(Records drawn from a dataset)
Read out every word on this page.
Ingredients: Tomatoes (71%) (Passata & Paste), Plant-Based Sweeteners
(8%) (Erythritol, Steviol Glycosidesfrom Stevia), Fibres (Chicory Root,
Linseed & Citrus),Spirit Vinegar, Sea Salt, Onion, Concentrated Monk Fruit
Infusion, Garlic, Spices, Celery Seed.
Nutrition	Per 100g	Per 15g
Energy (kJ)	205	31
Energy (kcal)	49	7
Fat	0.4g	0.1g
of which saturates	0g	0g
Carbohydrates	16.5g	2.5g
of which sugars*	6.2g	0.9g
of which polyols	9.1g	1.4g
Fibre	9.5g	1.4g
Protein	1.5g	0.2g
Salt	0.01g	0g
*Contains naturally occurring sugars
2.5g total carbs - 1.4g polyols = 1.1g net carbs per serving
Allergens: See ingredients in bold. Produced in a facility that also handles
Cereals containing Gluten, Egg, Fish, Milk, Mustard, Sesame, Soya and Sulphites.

#### Task to complete:
Your job is to copy all the records exactly.

#### Written response:
Read out every word on this page.
Ingredients: Tomatoes (71%) (Passata & Paste), Plant-Based Sweeteners
(8%) (Erythritol, Steviol Glycosidesfrom Stevia), Fibres (Chicory Root,
Linseed & Citrus),Spirit Vinegar, Sea Salt, Onion, Concentrated Monk Fruit
Infusion, Garlic, Spices, Celery Seed.
Nutrition	Per 100g	Per 15g
Energy (kJ)	205	31
Energy (kcal)	49	7
Fat	0.4g	0.1g
of which saturates	0g	0g
Carbohydrates	16.5g	2.5g
of which sugars*	6.2g	0.9g
of which polyols	9.1g	1.4g
Fibre	9.5g	1.4g
Protein	1.5g	0.2g
Salt	0.01g	0g
*Contains naturally occurring sugars
2.5g total carbs - 1.4g polyols = 1.1g net carbs per serving
Allergens: See ingredients in bold. Produced in a facility that also handles
Cereals containing Gluten, Egg, Fish, Milk, Mustard, Sesame, Soya and Sulphites.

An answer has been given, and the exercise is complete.